--- Stored rows ---

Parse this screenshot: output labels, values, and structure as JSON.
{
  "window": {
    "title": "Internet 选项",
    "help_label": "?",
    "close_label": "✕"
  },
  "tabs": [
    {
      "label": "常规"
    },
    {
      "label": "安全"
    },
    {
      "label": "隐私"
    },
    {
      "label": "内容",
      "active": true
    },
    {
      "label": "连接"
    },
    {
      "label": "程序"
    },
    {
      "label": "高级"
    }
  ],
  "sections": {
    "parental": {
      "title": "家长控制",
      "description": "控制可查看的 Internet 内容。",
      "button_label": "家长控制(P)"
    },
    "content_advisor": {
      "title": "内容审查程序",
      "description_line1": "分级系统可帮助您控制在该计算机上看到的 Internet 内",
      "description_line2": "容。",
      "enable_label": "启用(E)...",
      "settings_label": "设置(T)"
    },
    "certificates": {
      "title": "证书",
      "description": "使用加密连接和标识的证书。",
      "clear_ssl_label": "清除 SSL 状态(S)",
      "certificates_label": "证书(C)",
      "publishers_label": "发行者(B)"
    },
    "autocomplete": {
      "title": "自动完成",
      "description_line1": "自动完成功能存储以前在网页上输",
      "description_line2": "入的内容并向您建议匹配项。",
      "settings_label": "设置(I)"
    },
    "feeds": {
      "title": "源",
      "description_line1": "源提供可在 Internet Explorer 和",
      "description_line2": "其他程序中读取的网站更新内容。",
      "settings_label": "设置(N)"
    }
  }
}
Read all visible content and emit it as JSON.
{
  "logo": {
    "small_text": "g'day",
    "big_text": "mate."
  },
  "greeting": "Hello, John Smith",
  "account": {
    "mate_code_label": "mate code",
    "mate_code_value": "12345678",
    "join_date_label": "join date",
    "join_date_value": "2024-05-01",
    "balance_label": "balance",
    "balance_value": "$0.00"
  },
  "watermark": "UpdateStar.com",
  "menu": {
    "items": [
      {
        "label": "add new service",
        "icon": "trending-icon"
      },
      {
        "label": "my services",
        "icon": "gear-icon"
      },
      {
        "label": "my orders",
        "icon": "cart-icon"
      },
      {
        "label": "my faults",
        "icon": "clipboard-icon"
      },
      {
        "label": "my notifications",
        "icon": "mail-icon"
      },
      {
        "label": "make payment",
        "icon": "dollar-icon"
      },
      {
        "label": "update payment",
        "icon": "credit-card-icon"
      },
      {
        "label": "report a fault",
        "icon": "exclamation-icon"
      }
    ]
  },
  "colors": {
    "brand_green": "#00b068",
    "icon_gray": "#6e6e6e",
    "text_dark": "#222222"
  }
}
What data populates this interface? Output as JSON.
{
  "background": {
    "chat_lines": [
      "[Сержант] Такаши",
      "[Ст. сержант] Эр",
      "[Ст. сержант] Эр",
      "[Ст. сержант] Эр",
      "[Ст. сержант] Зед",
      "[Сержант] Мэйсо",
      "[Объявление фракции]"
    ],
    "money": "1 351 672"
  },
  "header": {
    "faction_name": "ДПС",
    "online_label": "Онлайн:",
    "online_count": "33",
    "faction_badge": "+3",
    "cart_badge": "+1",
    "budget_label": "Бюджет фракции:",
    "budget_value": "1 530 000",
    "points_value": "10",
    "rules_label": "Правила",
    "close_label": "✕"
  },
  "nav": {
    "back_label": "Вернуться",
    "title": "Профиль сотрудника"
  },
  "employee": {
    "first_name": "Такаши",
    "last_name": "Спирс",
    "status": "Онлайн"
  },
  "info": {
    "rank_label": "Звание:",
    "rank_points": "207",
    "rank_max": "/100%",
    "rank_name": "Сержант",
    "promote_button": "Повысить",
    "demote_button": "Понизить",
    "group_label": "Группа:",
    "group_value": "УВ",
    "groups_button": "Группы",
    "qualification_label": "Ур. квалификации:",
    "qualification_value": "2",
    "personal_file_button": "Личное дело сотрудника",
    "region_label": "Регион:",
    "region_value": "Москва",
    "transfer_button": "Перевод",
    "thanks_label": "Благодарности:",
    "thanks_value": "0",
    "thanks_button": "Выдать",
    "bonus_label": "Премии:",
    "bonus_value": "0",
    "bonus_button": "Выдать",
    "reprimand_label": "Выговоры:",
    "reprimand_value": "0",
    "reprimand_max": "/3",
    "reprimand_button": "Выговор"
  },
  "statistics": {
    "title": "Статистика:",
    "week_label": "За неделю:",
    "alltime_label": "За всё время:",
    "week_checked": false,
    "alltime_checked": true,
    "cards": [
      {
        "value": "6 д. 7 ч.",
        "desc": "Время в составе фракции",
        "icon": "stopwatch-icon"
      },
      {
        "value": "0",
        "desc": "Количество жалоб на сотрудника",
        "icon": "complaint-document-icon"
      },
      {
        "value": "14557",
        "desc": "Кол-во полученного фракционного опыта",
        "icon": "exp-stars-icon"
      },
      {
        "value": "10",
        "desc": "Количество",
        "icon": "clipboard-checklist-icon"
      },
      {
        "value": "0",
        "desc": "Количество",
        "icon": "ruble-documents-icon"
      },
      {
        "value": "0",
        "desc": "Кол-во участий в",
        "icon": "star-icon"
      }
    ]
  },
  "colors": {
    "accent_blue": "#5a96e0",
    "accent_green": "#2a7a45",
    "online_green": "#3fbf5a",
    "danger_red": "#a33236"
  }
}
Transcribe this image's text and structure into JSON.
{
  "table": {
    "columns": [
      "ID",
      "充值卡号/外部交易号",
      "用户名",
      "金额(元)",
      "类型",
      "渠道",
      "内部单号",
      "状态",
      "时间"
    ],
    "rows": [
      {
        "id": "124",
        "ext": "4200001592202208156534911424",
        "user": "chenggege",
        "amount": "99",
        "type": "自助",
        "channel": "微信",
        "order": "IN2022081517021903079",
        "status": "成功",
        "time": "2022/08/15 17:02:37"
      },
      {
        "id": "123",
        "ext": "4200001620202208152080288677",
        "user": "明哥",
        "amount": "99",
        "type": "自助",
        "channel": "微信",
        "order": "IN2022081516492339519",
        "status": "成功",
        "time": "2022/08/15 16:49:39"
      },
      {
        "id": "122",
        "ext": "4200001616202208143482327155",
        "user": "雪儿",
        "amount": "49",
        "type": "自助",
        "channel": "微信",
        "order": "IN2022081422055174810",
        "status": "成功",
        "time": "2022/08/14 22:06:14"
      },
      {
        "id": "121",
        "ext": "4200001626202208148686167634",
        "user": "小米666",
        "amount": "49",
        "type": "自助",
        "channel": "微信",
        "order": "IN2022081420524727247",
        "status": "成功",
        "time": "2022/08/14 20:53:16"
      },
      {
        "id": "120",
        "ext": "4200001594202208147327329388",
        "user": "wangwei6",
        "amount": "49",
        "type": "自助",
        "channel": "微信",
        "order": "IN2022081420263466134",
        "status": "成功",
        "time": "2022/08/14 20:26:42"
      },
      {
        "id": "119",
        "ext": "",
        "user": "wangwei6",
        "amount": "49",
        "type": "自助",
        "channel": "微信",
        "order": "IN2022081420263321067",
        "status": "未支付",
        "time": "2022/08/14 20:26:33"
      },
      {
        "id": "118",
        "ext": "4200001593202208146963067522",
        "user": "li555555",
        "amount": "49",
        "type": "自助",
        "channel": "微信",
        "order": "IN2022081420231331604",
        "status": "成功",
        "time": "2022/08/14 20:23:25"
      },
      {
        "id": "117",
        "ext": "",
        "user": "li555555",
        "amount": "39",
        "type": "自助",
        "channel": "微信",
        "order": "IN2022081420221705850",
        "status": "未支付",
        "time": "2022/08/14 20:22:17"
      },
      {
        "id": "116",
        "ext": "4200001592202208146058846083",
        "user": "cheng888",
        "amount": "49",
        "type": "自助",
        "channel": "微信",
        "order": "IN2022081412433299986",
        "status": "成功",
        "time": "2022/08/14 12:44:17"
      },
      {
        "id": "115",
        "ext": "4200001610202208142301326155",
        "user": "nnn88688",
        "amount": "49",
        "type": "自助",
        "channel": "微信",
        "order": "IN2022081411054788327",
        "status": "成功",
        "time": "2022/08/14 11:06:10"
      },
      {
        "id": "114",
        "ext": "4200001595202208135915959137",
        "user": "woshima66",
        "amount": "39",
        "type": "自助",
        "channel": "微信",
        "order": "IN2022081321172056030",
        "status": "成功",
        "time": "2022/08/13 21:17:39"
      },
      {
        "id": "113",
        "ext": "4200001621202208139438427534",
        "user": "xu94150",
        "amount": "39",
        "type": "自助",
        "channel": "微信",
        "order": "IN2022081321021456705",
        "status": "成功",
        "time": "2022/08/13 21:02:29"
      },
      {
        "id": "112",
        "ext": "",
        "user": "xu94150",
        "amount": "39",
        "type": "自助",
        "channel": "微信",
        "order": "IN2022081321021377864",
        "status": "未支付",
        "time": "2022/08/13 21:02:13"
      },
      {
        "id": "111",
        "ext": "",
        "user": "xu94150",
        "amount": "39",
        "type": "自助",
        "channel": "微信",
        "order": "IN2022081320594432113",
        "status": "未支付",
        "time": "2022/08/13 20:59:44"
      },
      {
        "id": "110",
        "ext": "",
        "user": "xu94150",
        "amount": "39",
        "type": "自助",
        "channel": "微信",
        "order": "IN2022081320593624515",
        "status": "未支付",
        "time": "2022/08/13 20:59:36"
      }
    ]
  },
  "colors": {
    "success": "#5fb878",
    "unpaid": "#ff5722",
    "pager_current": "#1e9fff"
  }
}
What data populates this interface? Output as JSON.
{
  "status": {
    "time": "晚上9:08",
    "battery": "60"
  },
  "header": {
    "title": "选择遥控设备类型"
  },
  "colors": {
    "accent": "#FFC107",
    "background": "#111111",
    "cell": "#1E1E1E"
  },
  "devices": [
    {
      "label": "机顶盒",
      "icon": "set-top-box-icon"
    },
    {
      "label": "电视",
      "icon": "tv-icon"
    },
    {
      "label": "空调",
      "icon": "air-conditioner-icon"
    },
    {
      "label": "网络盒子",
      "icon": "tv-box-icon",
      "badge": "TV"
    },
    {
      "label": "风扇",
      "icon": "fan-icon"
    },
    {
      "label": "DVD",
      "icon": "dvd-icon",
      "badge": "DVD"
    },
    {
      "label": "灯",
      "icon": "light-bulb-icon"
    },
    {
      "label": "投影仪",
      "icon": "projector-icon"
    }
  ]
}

---

Exercise instructions
Select every line of the records holding the string "фракции".

Final result
      "[Объявление фракции]"
    "budget_label": "Бюджет фракции:",
        "desc": "Время в составе фракции",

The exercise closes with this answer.